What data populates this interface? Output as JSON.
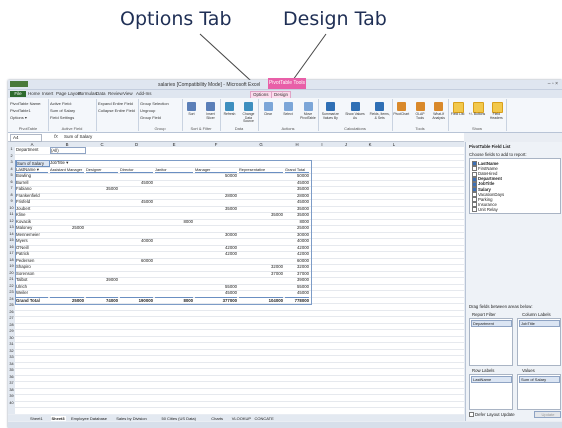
{
  "callouts": {
    "options": "Options Tab",
    "design": "Design Tab"
  },
  "window": {
    "title": "salaries [Compatibility Mode] - Microsoft Excel",
    "context_tab": "PivotTable Tools",
    "controls": "– ▫ ×"
  },
  "ribbon_tabs": [
    "File",
    "Home",
    "Insert",
    "Page Layout",
    "Formulas",
    "Data",
    "Review",
    "View",
    "Add-Ins",
    "Options",
    "Design"
  ],
  "ribbon_groups": [
    {
      "caption": "PivotTable",
      "lines": [
        "PivotTable Name:",
        "PivotTable1",
        "Options ▾"
      ]
    },
    {
      "caption": "Active Field",
      "lines": [
        "Active Field:",
        "Sum of Salary",
        "Field Settings"
      ]
    },
    {
      "caption": "",
      "lines": [
        "Expand Entire Field",
        "Collapse Entire Field"
      ]
    },
    {
      "caption": "Group",
      "lines": [
        "Group Selection",
        "Ungroup",
        "Group Field"
      ]
    },
    {
      "caption": "Sort & Filter",
      "lines": [
        "Sort",
        "Insert Slicer"
      ]
    },
    {
      "caption": "Data",
      "lines": [
        "Refresh",
        "Change Data Source"
      ]
    },
    {
      "caption": "Actions",
      "lines": [
        "Clear",
        "Select",
        "Move PivotTable"
      ]
    },
    {
      "caption": "Calculations",
      "lines": [
        "Summarize Values By",
        "Show Values As",
        "Fields, Items, & Sets"
      ]
    },
    {
      "caption": "Tools",
      "lines": [
        "PivotChart",
        "OLAP Tools",
        "What-If Analysis"
      ]
    },
    {
      "caption": "Show",
      "lines": [
        "Field List",
        "+/- Buttons",
        "Field Headers"
      ]
    }
  ],
  "formula_bar": {
    "name_box": "A4",
    "fx": "fx",
    "value": "Sum of Salary"
  },
  "columns": [
    "A",
    "B",
    "C",
    "D",
    "E",
    "F",
    "G",
    "H",
    "I",
    "J",
    "K",
    "L"
  ],
  "pivot": {
    "filter_label": "Department",
    "filter_value": "(All)",
    "corner": "Sum of Salary",
    "col_label": "JobTitle",
    "row_label": "LastName",
    "headers": [
      "Assistant Manager",
      "Designer",
      "Director",
      "Janitor",
      "Manager",
      "Representative",
      "Grand Total"
    ],
    "rows": [
      {
        "name": "Bowling",
        "vals": [
          "",
          "",
          "",
          "",
          "50000",
          "",
          "50000"
        ]
      },
      {
        "name": "Burrell",
        "vals": [
          "",
          "",
          "45000",
          "",
          "",
          "",
          "45000"
        ]
      },
      {
        "name": "Fabiano",
        "vals": [
          "",
          "35000",
          "",
          "",
          "",
          "",
          "35000"
        ]
      },
      {
        "name": "Frankenfield",
        "vals": [
          "",
          "",
          "",
          "",
          "28000",
          "",
          "28000"
        ]
      },
      {
        "name": "Frisfeld",
        "vals": [
          "",
          "",
          "45000",
          "",
          "",
          "",
          "45000"
        ]
      },
      {
        "name": "Joubert",
        "vals": [
          "",
          "",
          "",
          "",
          "35000",
          "",
          "35000"
        ]
      },
      {
        "name": "Kline",
        "vals": [
          "",
          "",
          "",
          "",
          "",
          "35000",
          "35000"
        ]
      },
      {
        "name": "Kovacik",
        "vals": [
          "",
          "",
          "",
          "8000",
          "",
          "",
          "8000"
        ]
      },
      {
        "name": "Maloney",
        "vals": [
          "25000",
          "",
          "",
          "",
          "",
          "",
          "25000"
        ]
      },
      {
        "name": "Mennemeier",
        "vals": [
          "",
          "",
          "",
          "",
          "30000",
          "",
          "30000"
        ]
      },
      {
        "name": "Myers",
        "vals": [
          "",
          "",
          "40000",
          "",
          "",
          "",
          "40000"
        ]
      },
      {
        "name": "O'Neill",
        "vals": [
          "",
          "",
          "",
          "",
          "42000",
          "",
          "42000"
        ]
      },
      {
        "name": "Patrick",
        "vals": [
          "",
          "",
          "",
          "",
          "42000",
          "",
          "42000"
        ]
      },
      {
        "name": "Pedersen",
        "vals": [
          "",
          "",
          "60000",
          "",
          "",
          "",
          "60000"
        ]
      },
      {
        "name": "Shapiro",
        "vals": [
          "",
          "",
          "",
          "",
          "",
          "32000",
          "32000"
        ]
      },
      {
        "name": "Sorenson",
        "vals": [
          "",
          "",
          "",
          "",
          "",
          "37000",
          "37000"
        ]
      },
      {
        "name": "Talbot",
        "vals": [
          "",
          "39000",
          "",
          "",
          "",
          "",
          "39000"
        ]
      },
      {
        "name": "Ulrich",
        "vals": [
          "",
          "",
          "",
          "",
          "55000",
          "",
          "55000"
        ]
      },
      {
        "name": "Weiler",
        "vals": [
          "",
          "",
          "",
          "",
          "45000",
          "",
          "45000"
        ]
      }
    ],
    "grand_total": {
      "name": "Grand Total",
      "vals": [
        "25000",
        "74000",
        "190000",
        "8000",
        "377000",
        "104000",
        "778000"
      ]
    }
  },
  "sheet_tabs": [
    "Sheet1",
    "Sheet3",
    "Employee Database",
    "Sales by Division",
    "50 Cities (US Data)",
    "Charts",
    "VLOOKUP",
    "CONCATE"
  ],
  "field_list": {
    "title": "PivotTable Field List",
    "choose_label": "Choose fields to add to report:",
    "fields": [
      {
        "name": "LastName",
        "checked": true
      },
      {
        "name": "FirstName",
        "checked": false
      },
      {
        "name": "DateHired",
        "checked": false
      },
      {
        "name": "Department",
        "checked": true
      },
      {
        "name": "JobTitle",
        "checked": true
      },
      {
        "name": "Salary",
        "checked": true
      },
      {
        "name": "VacationDays",
        "checked": false
      },
      {
        "name": "Parking",
        "checked": false
      },
      {
        "name": "Insurance",
        "checked": false
      },
      {
        "name": "Unit Relay",
        "checked": false
      }
    ],
    "drag_label": "Drag fields between areas below:",
    "areas": {
      "report_filter": "Report Filter",
      "column_labels": "Column Labels",
      "row_labels": "Row Labels",
      "values": "Values",
      "filter_item": "Department",
      "column_item": "JobTitle",
      "row_item": "LastName",
      "values_item": "Sum of Salary"
    },
    "defer": "Defer Layout Update",
    "update": "Update"
  }
}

****************************************

■ Brief:
Copy each line above where the string "Layout" occurs.

■ Exercise output:
    "Page Layout",
    "defer": "Defer Layout Update",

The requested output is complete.